**Short task**
Reproduce each record below exactly as written.

□ □ □ □

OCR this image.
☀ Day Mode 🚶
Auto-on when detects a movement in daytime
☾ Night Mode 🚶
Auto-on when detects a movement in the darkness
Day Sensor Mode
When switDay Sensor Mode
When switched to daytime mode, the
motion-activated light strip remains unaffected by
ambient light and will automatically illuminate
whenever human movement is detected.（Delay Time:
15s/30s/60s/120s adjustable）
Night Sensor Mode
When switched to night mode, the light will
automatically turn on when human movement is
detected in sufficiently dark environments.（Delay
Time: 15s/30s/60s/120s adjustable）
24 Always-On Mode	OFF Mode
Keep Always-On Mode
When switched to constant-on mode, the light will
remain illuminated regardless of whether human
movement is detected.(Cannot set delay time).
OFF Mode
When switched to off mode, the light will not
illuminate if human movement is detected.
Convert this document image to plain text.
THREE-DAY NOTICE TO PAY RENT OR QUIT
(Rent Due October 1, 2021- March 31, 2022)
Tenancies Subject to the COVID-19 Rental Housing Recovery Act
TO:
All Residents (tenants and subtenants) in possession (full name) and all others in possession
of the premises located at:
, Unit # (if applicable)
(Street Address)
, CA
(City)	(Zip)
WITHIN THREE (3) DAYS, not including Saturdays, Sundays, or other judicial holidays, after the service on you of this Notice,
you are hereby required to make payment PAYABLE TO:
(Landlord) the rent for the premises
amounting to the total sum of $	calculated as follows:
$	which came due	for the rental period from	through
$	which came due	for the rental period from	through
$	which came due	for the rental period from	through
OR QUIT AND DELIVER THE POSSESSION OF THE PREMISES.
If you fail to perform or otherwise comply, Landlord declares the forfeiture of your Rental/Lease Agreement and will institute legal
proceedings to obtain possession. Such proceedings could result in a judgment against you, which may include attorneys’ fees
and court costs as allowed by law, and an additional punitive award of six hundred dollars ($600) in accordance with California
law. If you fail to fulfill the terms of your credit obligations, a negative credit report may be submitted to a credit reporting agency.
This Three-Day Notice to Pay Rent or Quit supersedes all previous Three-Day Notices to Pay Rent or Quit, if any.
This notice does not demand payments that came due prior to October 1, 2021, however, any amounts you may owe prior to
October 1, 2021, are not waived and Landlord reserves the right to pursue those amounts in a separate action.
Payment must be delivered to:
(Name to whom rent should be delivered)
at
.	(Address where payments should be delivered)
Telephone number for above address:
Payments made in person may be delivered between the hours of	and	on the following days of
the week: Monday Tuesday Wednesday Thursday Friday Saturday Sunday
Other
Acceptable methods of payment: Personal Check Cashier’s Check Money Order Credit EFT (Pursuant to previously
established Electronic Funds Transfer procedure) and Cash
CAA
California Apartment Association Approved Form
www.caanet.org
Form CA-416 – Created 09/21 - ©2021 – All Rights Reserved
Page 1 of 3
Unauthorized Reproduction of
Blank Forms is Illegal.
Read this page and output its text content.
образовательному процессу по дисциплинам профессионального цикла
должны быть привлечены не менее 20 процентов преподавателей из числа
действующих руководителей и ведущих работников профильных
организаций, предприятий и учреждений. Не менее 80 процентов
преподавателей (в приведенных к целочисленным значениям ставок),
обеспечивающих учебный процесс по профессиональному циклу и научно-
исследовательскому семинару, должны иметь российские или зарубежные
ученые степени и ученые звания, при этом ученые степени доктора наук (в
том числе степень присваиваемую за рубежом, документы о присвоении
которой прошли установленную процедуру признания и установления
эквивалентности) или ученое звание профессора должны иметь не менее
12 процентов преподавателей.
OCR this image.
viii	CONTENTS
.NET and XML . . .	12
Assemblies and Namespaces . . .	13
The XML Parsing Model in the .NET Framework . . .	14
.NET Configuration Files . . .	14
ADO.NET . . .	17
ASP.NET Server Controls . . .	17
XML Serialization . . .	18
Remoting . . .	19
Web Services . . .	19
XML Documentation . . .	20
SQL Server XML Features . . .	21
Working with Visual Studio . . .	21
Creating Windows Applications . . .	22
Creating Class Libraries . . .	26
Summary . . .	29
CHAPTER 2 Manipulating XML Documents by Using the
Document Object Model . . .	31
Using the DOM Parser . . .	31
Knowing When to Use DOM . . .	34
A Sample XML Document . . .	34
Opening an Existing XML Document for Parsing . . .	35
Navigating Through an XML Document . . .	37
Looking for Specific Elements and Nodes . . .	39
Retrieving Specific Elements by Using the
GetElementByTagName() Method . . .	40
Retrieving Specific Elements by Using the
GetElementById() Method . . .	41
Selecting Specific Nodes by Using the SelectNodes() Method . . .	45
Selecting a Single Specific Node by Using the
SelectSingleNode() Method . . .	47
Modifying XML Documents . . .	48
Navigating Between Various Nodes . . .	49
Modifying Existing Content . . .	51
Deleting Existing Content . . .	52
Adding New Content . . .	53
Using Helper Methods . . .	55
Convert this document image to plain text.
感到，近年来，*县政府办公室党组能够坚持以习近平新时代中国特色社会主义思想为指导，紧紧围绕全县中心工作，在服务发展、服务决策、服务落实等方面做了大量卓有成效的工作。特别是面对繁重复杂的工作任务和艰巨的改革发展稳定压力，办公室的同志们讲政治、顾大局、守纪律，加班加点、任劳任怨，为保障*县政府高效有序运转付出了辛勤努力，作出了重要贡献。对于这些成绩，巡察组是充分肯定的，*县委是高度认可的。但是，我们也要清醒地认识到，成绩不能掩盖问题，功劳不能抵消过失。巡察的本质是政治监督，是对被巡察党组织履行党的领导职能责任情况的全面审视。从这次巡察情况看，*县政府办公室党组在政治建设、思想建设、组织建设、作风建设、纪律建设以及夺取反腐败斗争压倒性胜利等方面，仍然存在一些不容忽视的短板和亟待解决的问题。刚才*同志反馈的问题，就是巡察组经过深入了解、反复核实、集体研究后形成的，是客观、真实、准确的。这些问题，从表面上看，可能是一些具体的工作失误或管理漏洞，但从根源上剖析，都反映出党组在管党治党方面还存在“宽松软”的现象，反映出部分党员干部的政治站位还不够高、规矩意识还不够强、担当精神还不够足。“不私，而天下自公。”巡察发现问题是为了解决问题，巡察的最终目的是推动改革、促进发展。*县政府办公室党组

□ □ □ □

**Expected answer**
OCR this image.
☀ Day Mode 🚶
Auto-on when detects a movement in daytime
☾ Night Mode 🚶
Auto-on when detects a movement in the darkness
Day Sensor Mode
When switDay Sensor Mode
When switched to daytime mode, the
motion-activated light strip remains unaffected by
ambient light and will automatically illuminate
whenever human movement is detected.（Delay Time:
15s/30s/60s/120s adjustable）
Night Sensor Mode
When switched to night mode, the light will
automatically turn on when human movement is
detected in sufficiently dark environments.（Delay
Time: 15s/30s/60s/120s adjustable）
24 Always-On Mode	OFF Mode
Keep Always-On Mode
When switched to constant-on mode, the light will
remain illuminated regardless of whether human
movement is detected.(Cannot set delay time).
OFF Mode
When switched to off mode, the light will not
illuminate if human movement is detected.
Convert this document image to plain text.
THREE-DAY NOTICE TO PAY RENT OR QUIT
(Rent Due October 1, 2021- March 31, 2022)
Tenancies Subject to the COVID-19 Rental Housing Recovery Act
TO:
All Residents (tenants and subtenants) in possession (full name) and all others in possession
of the premises located at:
, Unit # (if applicable)
(Street Address)
, CA
(City)	(Zip)
WITHIN THREE (3) DAYS, not including Saturdays, Sundays, or other judicial holidays, after the service on you of this Notice,
you are hereby required to make payment PAYABLE TO:
(Landlord) the rent for the premises
amounting to the total sum of $	calculated as follows:
$	which came due	for the rental period from	through
$	which came due	for the rental period from	through
$	which came due	for the rental period from	through
OR QUIT AND DELIVER THE POSSESSION OF THE PREMISES.
If you fail to perform or otherwise comply, Landlord declares the forfeiture of your Rental/Lease Agreement and will institute legal
proceedings to obtain possession. Such proceedings could result in a judgment against you, which may include attorneys’ fees
and court costs as allowed by law, and an additional punitive award of six hundred dollars ($600) in accordance with California
law. If you fail to fulfill the terms of your credit obligations, a negative credit report may be submitted to a credit reporting agency.
This Three-Day Notice to Pay Rent or Quit supersedes all previous Three-Day Notices to Pay Rent or Quit, if any.
This notice does not demand payments that came due prior to October 1, 2021, however, any amounts you may owe prior to
October 1, 2021, are not waived and Landlord reserves the right to pursue those amounts in a separate action.
Payment must be delivered to:
(Name to whom rent should be delivered)
at
.	(Address where payments should be delivered)
Telephone number for above address:
Payments made in person may be delivered between the hours of	and	on the following days of
the week: Monday Tuesday Wednesday Thursday Friday Saturday Sunday
Other
Acceptable methods of payment: Personal Check Cashier’s Check Money Order Credit EFT (Pursuant to previously
established Electronic Funds Transfer procedure) and Cash
CAA
California Apartment Association Approved Form
www.caanet.org
Form CA-416 – Created 09/21 - ©2021 – All Rights Reserved
Page 1 of 3
Unauthorized Reproduction of
Blank Forms is Illegal.
Read this page and output its text content.
образовательному процессу по дисциплинам профессионального цикла
должны быть привлечены не менее 20 процентов преподавателей из числа
действующих руководителей и ведущих работников профильных
организаций, предприятий и учреждений. Не менее 80 процентов
преподавателей (в приведенных к целочисленным значениям ставок),
обеспечивающих учебный процесс по профессиональному циклу и научно-
исследовательскому семинару, должны иметь российские или зарубежные
ученые степени и ученые звания, при этом ученые степени доктора наук (в
том числе степень присваиваемую за рубежом, документы о присвоении
которой прошли установленную процедуру признания и установления
эквивалентности) или ученое звание профессора должны иметь не менее
12 процентов преподавателей.
OCR this image.
viii	CONTENTS
.NET and XML . . .	12
Assemblies and Namespaces . . .	13
The XML Parsing Model in the .NET Framework . . .	14
.NET Configuration Files . . .	14
ADO.NET . . .	17
ASP.NET Server Controls . . .	17
XML Serialization . . .	18
Remoting . . .	19
Web Services . . .	19
XML Documentation . . .	20
SQL Server XML Features . . .	21
Working with Visual Studio . . .	21
Creating Windows Applications . . .	22
Creating Class Libraries . . .	26
Summary . . .	29
CHAPTER 2 Manipulating XML Documents by Using the
Document Object Model . . .	31
Using the DOM Parser . . .	31
Knowing When to Use DOM . . .	34
A Sample XML Document . . .	34
Opening an Existing XML Document for Parsing . . .	35
Navigating Through an XML Document . . .	37
Looking for Specific Elements and Nodes . . .	39
Retrieving Specific Elements by Using the
GetElementByTagName() Method . . .	40
Retrieving Specific Elements by Using the
GetElementById() Method . . .	41
Selecting Specific Nodes by Using the SelectNodes() Method . . .	45
Selecting a Single Specific Node by Using the
SelectSingleNode() Method . . .	47
Modifying XML Documents . . .	48
Navigating Between Various Nodes . . .	49
Modifying Existing Content . . .	51
Deleting Existing Content . . .	52
Adding New Content . . .	53
Using Helper Methods . . .	55
Convert this document image to plain text.
感到，近年来，*县政府办公室党组能够坚持以习近平新时代中国特色社会主义思想为指导，紧紧围绕全县中心工作，在服务发展、服务决策、服务落实等方面做了大量卓有成效的工作。特别是面对繁重复杂的工作任务和艰巨的改革发展稳定压力，办公室的同志们讲政治、顾大局、守纪律，加班加点、任劳任怨，为保障*县政府高效有序运转付出了辛勤努力，作出了重要贡献。对于这些成绩，巡察组是充分肯定的，*县委是高度认可的。但是，我们也要清醒地认识到，成绩不能掩盖问题，功劳不能抵消过失。巡察的本质是政治监督，是对被巡察党组织履行党的领导职能责任情况的全面审视。从这次巡察情况看，*县政府办公室党组在政治建设、思想建设、组织建设、作风建设、纪律建设以及夺取反腐败斗争压倒性胜利等方面，仍然存在一些不容忽视的短板和亟待解决的问题。刚才*同志反馈的问题，就是巡察组经过深入了解、反复核实、集体研究后形成的，是客观、真实、准确的。这些问题，从表面上看，可能是一些具体的工作失误或管理漏洞，但从根源上剖析，都反映出党组在管党治党方面还存在“宽松软”的现象，反映出部分党员干部的政治站位还不够高、规矩意识还不够强、担当精神还不够足。“不私，而天下自公。”巡察发现问题是为了解决问题，巡察的最终目的是推动改革、促进发展。*县政府办公室党组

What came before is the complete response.